Wherever the string "color" appears in a line, extract that line.
▬▬▬▬▬▬▬▬▬▬
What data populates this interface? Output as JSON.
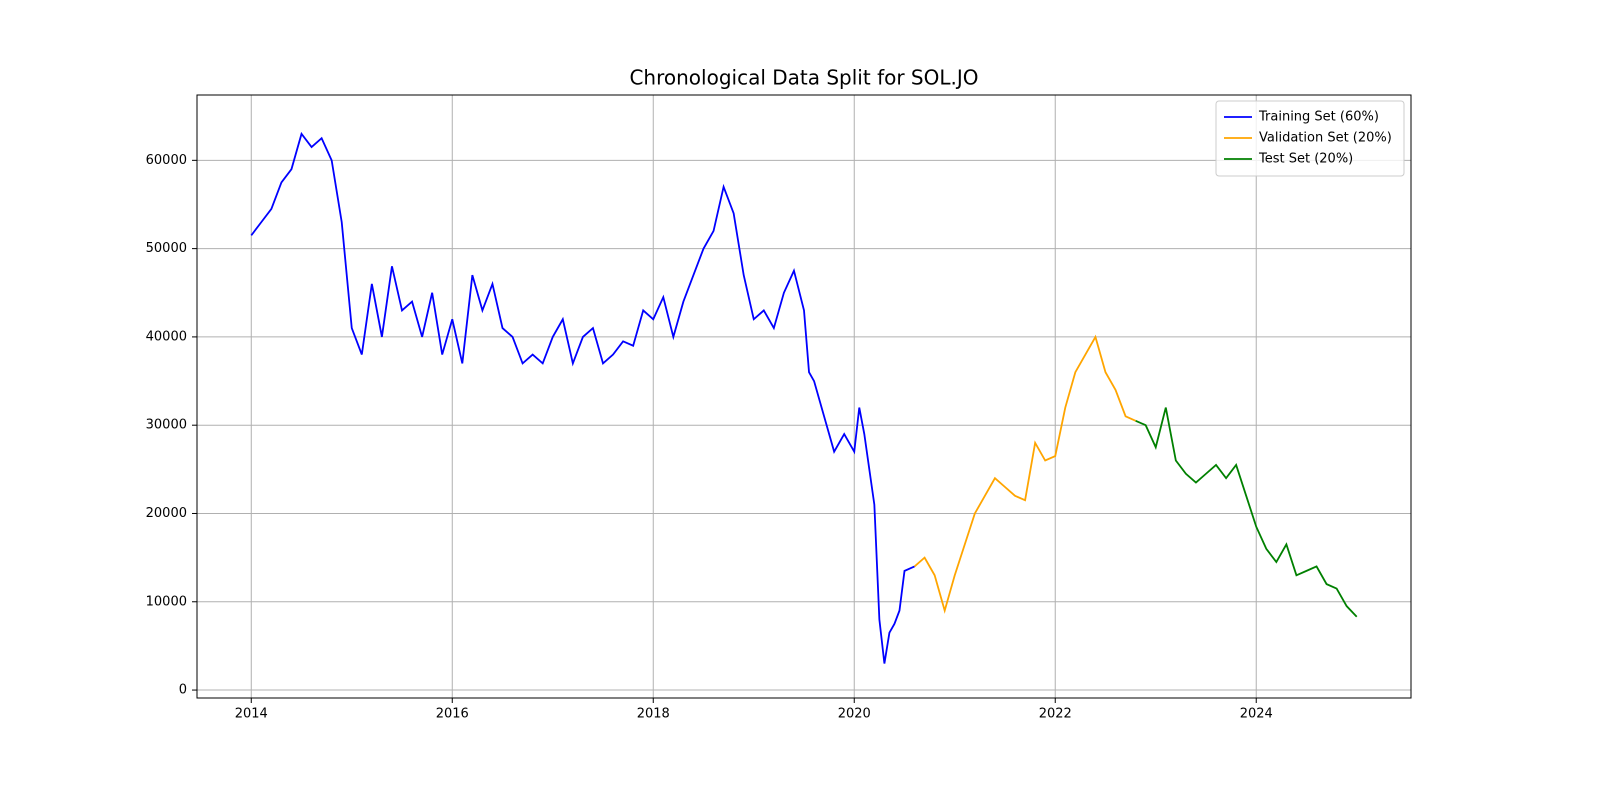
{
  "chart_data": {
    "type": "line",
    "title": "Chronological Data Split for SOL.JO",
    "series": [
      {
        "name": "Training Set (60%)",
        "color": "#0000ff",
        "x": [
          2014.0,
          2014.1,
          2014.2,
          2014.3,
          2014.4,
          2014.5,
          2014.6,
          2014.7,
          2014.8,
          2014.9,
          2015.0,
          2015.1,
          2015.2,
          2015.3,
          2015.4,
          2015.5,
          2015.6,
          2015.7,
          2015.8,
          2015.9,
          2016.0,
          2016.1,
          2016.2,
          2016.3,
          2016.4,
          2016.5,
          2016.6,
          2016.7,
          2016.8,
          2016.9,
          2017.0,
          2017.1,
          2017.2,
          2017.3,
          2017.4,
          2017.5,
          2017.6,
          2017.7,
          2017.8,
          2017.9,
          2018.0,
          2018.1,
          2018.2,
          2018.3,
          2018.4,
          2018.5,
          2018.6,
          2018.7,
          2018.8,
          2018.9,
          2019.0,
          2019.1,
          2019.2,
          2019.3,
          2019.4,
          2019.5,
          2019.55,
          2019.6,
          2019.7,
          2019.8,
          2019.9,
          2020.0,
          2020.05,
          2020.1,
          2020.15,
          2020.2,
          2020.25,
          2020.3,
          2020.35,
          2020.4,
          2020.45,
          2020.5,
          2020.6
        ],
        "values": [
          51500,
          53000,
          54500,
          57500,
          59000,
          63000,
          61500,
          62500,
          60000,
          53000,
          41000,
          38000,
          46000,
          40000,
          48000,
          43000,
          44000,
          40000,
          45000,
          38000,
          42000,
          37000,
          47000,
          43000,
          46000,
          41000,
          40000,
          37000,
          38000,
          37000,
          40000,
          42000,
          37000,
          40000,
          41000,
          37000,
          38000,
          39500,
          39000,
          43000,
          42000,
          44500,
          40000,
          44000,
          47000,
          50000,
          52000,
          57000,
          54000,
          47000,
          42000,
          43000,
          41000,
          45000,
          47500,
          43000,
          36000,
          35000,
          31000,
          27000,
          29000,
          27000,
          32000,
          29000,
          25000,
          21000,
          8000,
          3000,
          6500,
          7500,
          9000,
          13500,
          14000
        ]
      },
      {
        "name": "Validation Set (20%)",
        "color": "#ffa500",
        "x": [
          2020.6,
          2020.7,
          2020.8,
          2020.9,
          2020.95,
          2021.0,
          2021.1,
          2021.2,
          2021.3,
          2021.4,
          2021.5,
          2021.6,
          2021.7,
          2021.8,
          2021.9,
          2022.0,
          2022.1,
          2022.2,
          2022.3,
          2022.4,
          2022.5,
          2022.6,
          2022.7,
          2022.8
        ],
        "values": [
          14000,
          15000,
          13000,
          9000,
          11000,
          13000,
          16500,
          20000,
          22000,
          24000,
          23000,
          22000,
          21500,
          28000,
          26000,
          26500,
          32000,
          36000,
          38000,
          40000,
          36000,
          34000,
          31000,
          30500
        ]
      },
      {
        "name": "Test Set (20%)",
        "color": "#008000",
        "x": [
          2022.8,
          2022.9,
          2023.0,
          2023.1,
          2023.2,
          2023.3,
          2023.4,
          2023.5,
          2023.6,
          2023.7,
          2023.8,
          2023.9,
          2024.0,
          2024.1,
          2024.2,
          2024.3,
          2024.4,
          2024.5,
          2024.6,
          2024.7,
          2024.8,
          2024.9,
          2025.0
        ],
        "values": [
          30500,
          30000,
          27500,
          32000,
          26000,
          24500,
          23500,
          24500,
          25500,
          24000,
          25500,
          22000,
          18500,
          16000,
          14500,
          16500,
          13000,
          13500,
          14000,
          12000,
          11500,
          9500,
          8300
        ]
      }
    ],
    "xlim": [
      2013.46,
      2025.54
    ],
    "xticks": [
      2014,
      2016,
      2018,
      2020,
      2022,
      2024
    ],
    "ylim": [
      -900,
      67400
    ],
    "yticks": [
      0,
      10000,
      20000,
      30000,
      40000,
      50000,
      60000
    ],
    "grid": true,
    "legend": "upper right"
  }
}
▬▬▬▬▬▬▬▬▬▬
▶ [WRITTEN RESPONSE]
        "color": "#0000ff",
        "color": "#ffa500",
        "color": "#008000",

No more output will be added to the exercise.